** Start Data listing **
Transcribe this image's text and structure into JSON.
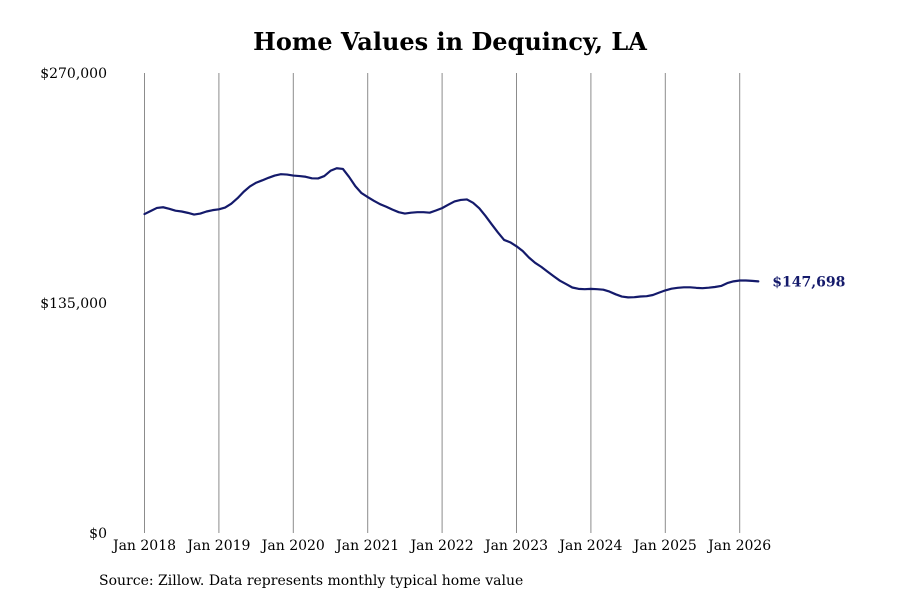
{
  "chart_data": {
    "type": "line",
    "title": "Home Values in Dequincy, LA",
    "xlabel": "",
    "ylabel": "",
    "ylim": [
      0,
      270000
    ],
    "xlim": [
      "2018-01",
      "2026-07"
    ],
    "y_ticks": [
      "$270,000",
      "$135,000",
      "$0"
    ],
    "y_tick_values": [
      270000,
      135000,
      0
    ],
    "x_ticks": [
      "Jan 2018",
      "Jan 2019",
      "Jan 2020",
      "Jan 2021",
      "Jan 2022",
      "Jan 2023",
      "Jan 2024",
      "Jan 2025",
      "Jan 2026"
    ],
    "x_tick_dates": [
      "2018-01",
      "2019-01",
      "2020-01",
      "2021-01",
      "2022-01",
      "2023-01",
      "2024-01",
      "2025-01",
      "2026-01"
    ],
    "grid": "vertical",
    "line_color": "#141a6b",
    "end_label": "$147,698",
    "series": [
      {
        "points": [
          [
            "2018-01",
            187200
          ],
          [
            "2018-02",
            189000
          ],
          [
            "2018-03",
            190800
          ],
          [
            "2018-04",
            191200
          ],
          [
            "2018-05",
            190300
          ],
          [
            "2018-06",
            189200
          ],
          [
            "2018-07",
            188700
          ],
          [
            "2018-08",
            187900
          ],
          [
            "2018-09",
            186900
          ],
          [
            "2018-10",
            187500
          ],
          [
            "2018-11",
            188700
          ],
          [
            "2018-12",
            189500
          ],
          [
            "2019-01",
            190000
          ],
          [
            "2019-02",
            191000
          ],
          [
            "2019-03",
            193300
          ],
          [
            "2019-04",
            196500
          ],
          [
            "2019-05",
            200300
          ],
          [
            "2019-06",
            203400
          ],
          [
            "2019-07",
            205600
          ],
          [
            "2019-08",
            207000
          ],
          [
            "2019-09",
            208500
          ],
          [
            "2019-10",
            209800
          ],
          [
            "2019-11",
            210600
          ],
          [
            "2019-12",
            210400
          ],
          [
            "2020-01",
            209800
          ],
          [
            "2020-02",
            209500
          ],
          [
            "2020-03",
            209100
          ],
          [
            "2020-04",
            208200
          ],
          [
            "2020-05",
            208100
          ],
          [
            "2020-06",
            209500
          ],
          [
            "2020-07",
            212600
          ],
          [
            "2020-08",
            214100
          ],
          [
            "2020-09",
            213700
          ],
          [
            "2020-10",
            209000
          ],
          [
            "2020-11",
            203600
          ],
          [
            "2020-12",
            199500
          ],
          [
            "2021-01",
            197200
          ],
          [
            "2021-02",
            195000
          ],
          [
            "2021-03",
            193000
          ],
          [
            "2021-04",
            191500
          ],
          [
            "2021-05",
            189800
          ],
          [
            "2021-06",
            188300
          ],
          [
            "2021-07",
            187500
          ],
          [
            "2021-08",
            188000
          ],
          [
            "2021-09",
            188300
          ],
          [
            "2021-10",
            188300
          ],
          [
            "2021-11",
            188000
          ],
          [
            "2021-12",
            189300
          ],
          [
            "2022-01",
            190700
          ],
          [
            "2022-02",
            192700
          ],
          [
            "2022-03",
            194600
          ],
          [
            "2022-04",
            195500
          ],
          [
            "2022-05",
            195800
          ],
          [
            "2022-06",
            193800
          ],
          [
            "2022-07",
            190600
          ],
          [
            "2022-08",
            186100
          ],
          [
            "2022-09",
            181200
          ],
          [
            "2022-10",
            176400
          ],
          [
            "2022-11",
            172000
          ],
          [
            "2022-12",
            170600
          ],
          [
            "2023-01",
            168300
          ],
          [
            "2023-02",
            165500
          ],
          [
            "2023-03",
            161700
          ],
          [
            "2023-04",
            158600
          ],
          [
            "2023-05",
            156200
          ],
          [
            "2023-06",
            153400
          ],
          [
            "2023-07",
            150700
          ],
          [
            "2023-08",
            148100
          ],
          [
            "2023-09",
            146100
          ],
          [
            "2023-10",
            144100
          ],
          [
            "2023-11",
            143300
          ],
          [
            "2023-12",
            143100
          ],
          [
            "2024-01",
            143300
          ],
          [
            "2024-02",
            143100
          ],
          [
            "2024-03",
            142800
          ],
          [
            "2024-04",
            141700
          ],
          [
            "2024-05",
            140100
          ],
          [
            "2024-06",
            138800
          ],
          [
            "2024-07",
            138300
          ],
          [
            "2024-08",
            138400
          ],
          [
            "2024-09",
            138800
          ],
          [
            "2024-10",
            139000
          ],
          [
            "2024-11",
            139700
          ],
          [
            "2024-12",
            141100
          ],
          [
            "2025-01",
            142400
          ],
          [
            "2025-02",
            143400
          ],
          [
            "2025-03",
            143900
          ],
          [
            "2025-04",
            144200
          ],
          [
            "2025-05",
            144200
          ],
          [
            "2025-06",
            143900
          ],
          [
            "2025-07",
            143700
          ],
          [
            "2025-08",
            144000
          ],
          [
            "2025-09",
            144400
          ],
          [
            "2025-10",
            145000
          ],
          [
            "2025-11",
            146700
          ],
          [
            "2025-12",
            147700
          ],
          [
            "2026-01",
            148200
          ],
          [
            "2026-02",
            148200
          ],
          [
            "2026-03",
            148000
          ],
          [
            "2026-04",
            147698
          ]
        ]
      }
    ],
    "source": "Source: Zillow. Data represents monthly typical home value"
  }
}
** End Data listing **
*Short problem*
Reproduce the full material exactly, excluding the pictures.

*Exercise solution*
Transcribe this image's text and structure into JSON.
{
  "chart_data": {
    "type": "line",
    "title": "Home Values in Dequincy, LA",
    "xlabel": "",
    "ylabel": "",
    "ylim": [
      0,
      270000
    ],
    "xlim": [
      "2018-01",
      "2026-07"
    ],
    "y_ticks": [
      "$270,000",
      "$135,000",
      "$0"
    ],
    "y_tick_values": [
      270000,
      135000,
      0
    ],
    "x_ticks": [
      "Jan 2018",
      "Jan 2019",
      "Jan 2020",
      "Jan 2021",
      "Jan 2022",
      "Jan 2023",
      "Jan 2024",
      "Jan 2025",
      "Jan 2026"
    ],
    "x_tick_dates": [
      "2018-01",
      "2019-01",
      "2020-01",
      "2021-01",
      "2022-01",
      "2023-01",
      "2024-01",
      "2025-01",
      "2026-01"
    ],
    "grid": "vertical",
    "line_color": "#141a6b",
    "end_label": "$147,698",
    "series": [
      {
        "points": [
          [
            "2018-01",
            187200
          ],
          [
            "2018-02",
            189000
          ],
          [
            "2018-03",
            190800
          ],
          [
            "2018-04",
            191200
          ],
          [
            "2018-05",
            190300
          ],
          [
            "2018-06",
            189200
          ],
          [
            "2018-07",
            188700
          ],
          [
            "2018-08",
            187900
          ],
          [
            "2018-09",
            186900
          ],
          [
            "2018-10",
            187500
          ],
          [
            "2018-11",
            188700
          ],
          [
            "2018-12",
            189500
          ],
          [
            "2019-01",
            190000
          ],
          [
            "2019-02",
            191000
          ],
          [
            "2019-03",
            193300
          ],
          [
            "2019-04",
            196500
          ],
          [
            "2019-05",
            200300
          ],
          [
            "2019-06",
            203400
          ],
          [
            "2019-07",
            205600
          ],
          [
            "2019-08",
            207000
          ],
          [
            "2019-09",
            208500
          ],
          [
            "2019-10",
            209800
          ],
          [
            "2019-11",
            210600
          ],
          [
            "2019-12",
            210400
          ],
          [
            "2020-01",
            209800
          ],
          [
            "2020-02",
            209500
          ],
          [
            "2020-03",
            209100
          ],
          [
            "2020-04",
            208200
          ],
          [
            "2020-05",
            208100
          ],
          [
            "2020-06",
            209500
          ],
          [
            "2020-07",
            212600
          ],
          [
            "2020-08",
            214100
          ],
          [
            "2020-09",
            213700
          ],
          [
            "2020-10",
            209000
          ],
          [
            "2020-11",
            203600
          ],
          [
            "2020-12",
            199500
          ],
          [
            "2021-01",
            197200
          ],
          [
            "2021-02",
            195000
          ],
          [
            "2021-03",
            193000
          ],
          [
            "2021-04",
            191500
          ],
          [
            "2021-05",
            189800
          ],
          [
            "2021-06",
            188300
          ],
          [
            "2021-07",
            187500
          ],
          [
            "2021-08",
            188000
          ],
          [
            "2021-09",
            188300
          ],
          [
            "2021-10",
            188300
          ],
          [
            "2021-11",
            188000
          ],
          [
            "2021-12",
            189300
          ],
          [
            "2022-01",
            190700
          ],
          [
            "2022-02",
            192700
          ],
          [
            "2022-03",
            194600
          ],
          [
            "2022-04",
            195500
          ],
          [
            "2022-05",
            195800
          ],
          [
            "2022-06",
            193800
          ],
          [
            "2022-07",
            190600
          ],
          [
            "2022-08",
            186100
          ],
          [
            "2022-09",
            181200
          ],
          [
            "2022-10",
            176400
          ],
          [
            "2022-11",
            172000
          ],
          [
            "2022-12",
            170600
          ],
          [
            "2023-01",
            168300
          ],
          [
            "2023-02",
            165500
          ],
          [
            "2023-03",
            161700
          ],
          [
            "2023-04",
            158600
          ],
          [
            "2023-05",
            156200
          ],
          [
            "2023-06",
            153400
          ],
          [
            "2023-07",
            150700
          ],
          [
            "2023-08",
            148100
          ],
          [
            "2023-09",
            146100
          ],
          [
            "2023-10",
            144100
          ],
          [
            "2023-11",
            143300
          ],
          [
            "2023-12",
            143100
          ],
          [
            "2024-01",
            143300
          ],
          [
            "2024-02",
            143100
          ],
          [
            "2024-03",
            142800
          ],
          [
            "2024-04",
            141700
          ],
          [
            "2024-05",
            140100
          ],
          [
            "2024-06",
            138800
          ],
          [
            "2024-07",
            138300
          ],
          [
            "2024-08",
            138400
          ],
          [
            "2024-09",
            138800
          ],
          [
            "2024-10",
            139000
          ],
          [
            "2024-11",
            139700
          ],
          [
            "2024-12",
            141100
          ],
          [
            "2025-01",
            142400
          ],
          [
            "2025-02",
            143400
          ],
          [
            "2025-03",
            143900
          ],
          [
            "2025-04",
            144200
          ],
          [
            "2025-05",
            144200
          ],
          [
            "2025-06",
            143900
          ],
          [
            "2025-07",
            143700
          ],
          [
            "2025-08",
            144000
          ],
          [
            "2025-09",
            144400
          ],
          [
            "2025-10",
            145000
          ],
          [
            "2025-11",
            146700
          ],
          [
            "2025-12",
            147700
          ],
          [
            "2026-01",
            148200
          ],
          [
            "2026-02",
            148200
          ],
          [
            "2026-03",
            148000
          ],
          [
            "2026-04",
            147698
          ]
        ]
      }
    ],
    "source": "Source: Zillow. Data represents monthly typical home value"
  }
}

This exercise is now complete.